--- Problem to work on ---
Reproduce the records. Keep every word exact and include no images.

--- Stored rows ---
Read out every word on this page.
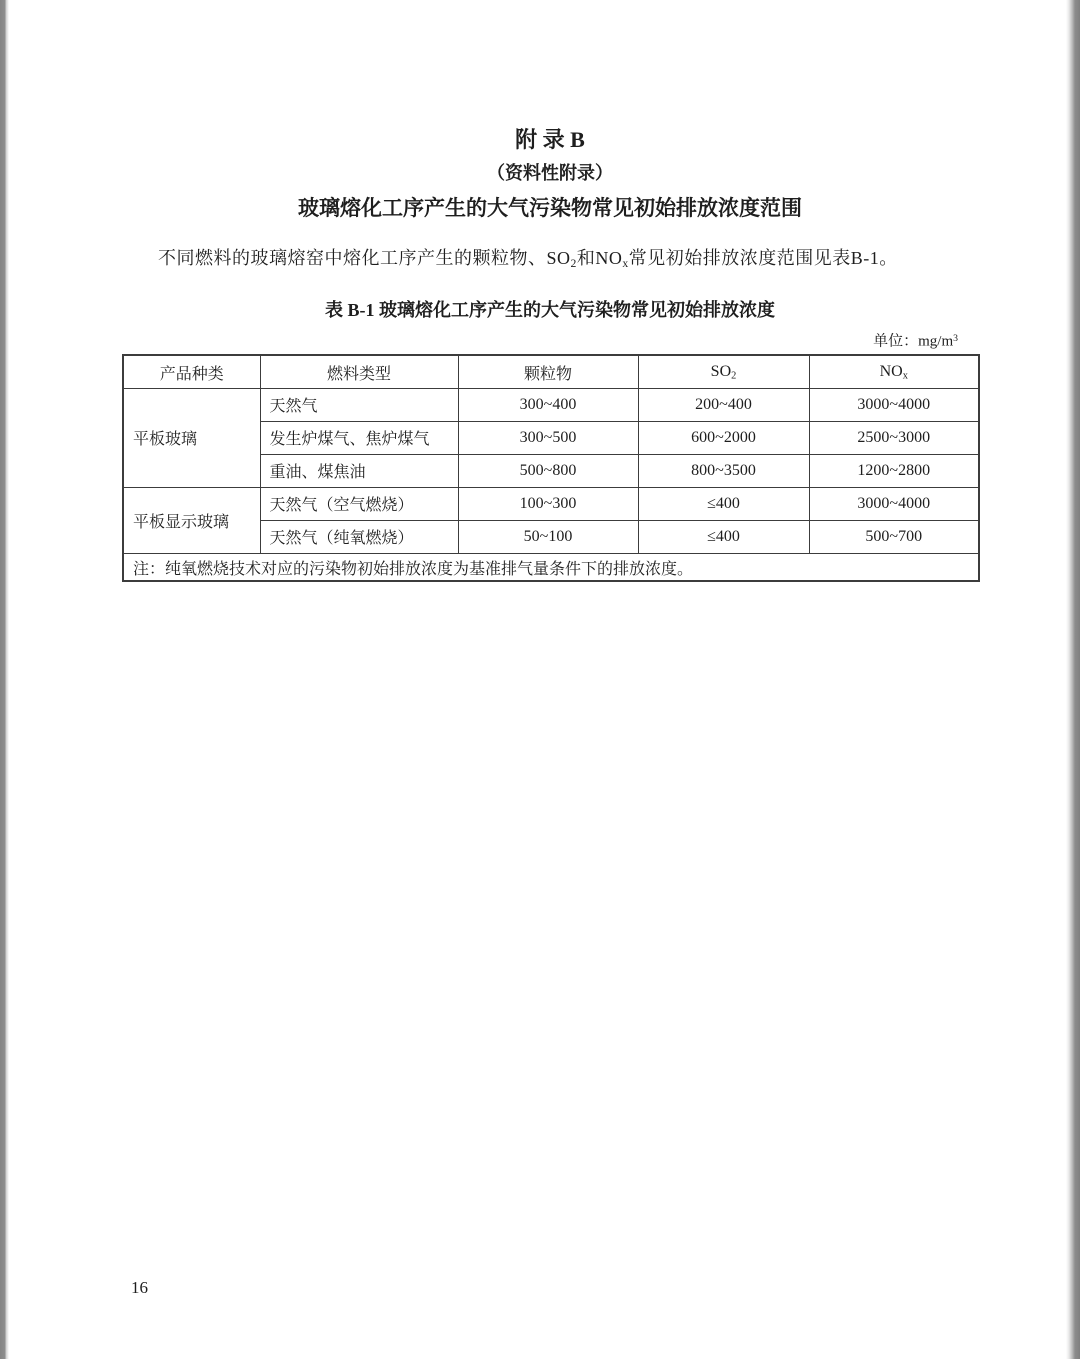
附 录 B
（资料性附录）
玻璃熔化工序产生的大气污染物常见初始排放浓度范围
不同燃料的玻璃熔窑中熔化工序产生的颗粒物、$SO_2$和$NO_x$常见初始排放浓度范围见表B-1。
表 B-1 玻璃熔化工序产生的大气污染物常见初始排放浓度
单位：$mg/m^3$
产品种类	燃料类型	颗粒物	$SO_2$	$NO_x$
平板玻璃	天然气	300~400	200~400	3000~4000
	发生炉煤气、焦炉煤气	300~500	600~2000	2500~3000
	重油、煤焦油	500~800	800~3500	1200~2800
平板显示玻璃	天然气（空气燃烧）	100~300	≤400	3000~4000
	天然气（纯氧燃烧）	50~100	≤400	500~700
注：纯氧燃烧技术对应的污染物初始排放浓度为基准排气量条件下的排放浓度。				
16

--- Task result ---
Read out every word on this page.
附 录 B
（资料性附录）
玻璃熔化工序产生的大气污染物常见初始排放浓度范围
不同燃料的玻璃熔窑中熔化工序产生的颗粒物、$SO_2$和$NO_x$常见初始排放浓度范围见表B-1。
表 B-1 玻璃熔化工序产生的大气污染物常见初始排放浓度
单位：$mg/m^3$
产品种类	燃料类型	颗粒物	$SO_2$	$NO_x$
平板玻璃	天然气	300~400	200~400	3000~4000
	发生炉煤气、焦炉煤气	300~500	600~2000	2500~3000
	重油、煤焦油	500~800	800~3500	1200~2800
平板显示玻璃	天然气（空气燃烧）	100~300	≤400	3000~4000
	天然气（纯氧燃烧）	50~100	≤400	500~700
注：纯氧燃烧技术对应的污染物初始排放浓度为基准排气量条件下的排放浓度。				
16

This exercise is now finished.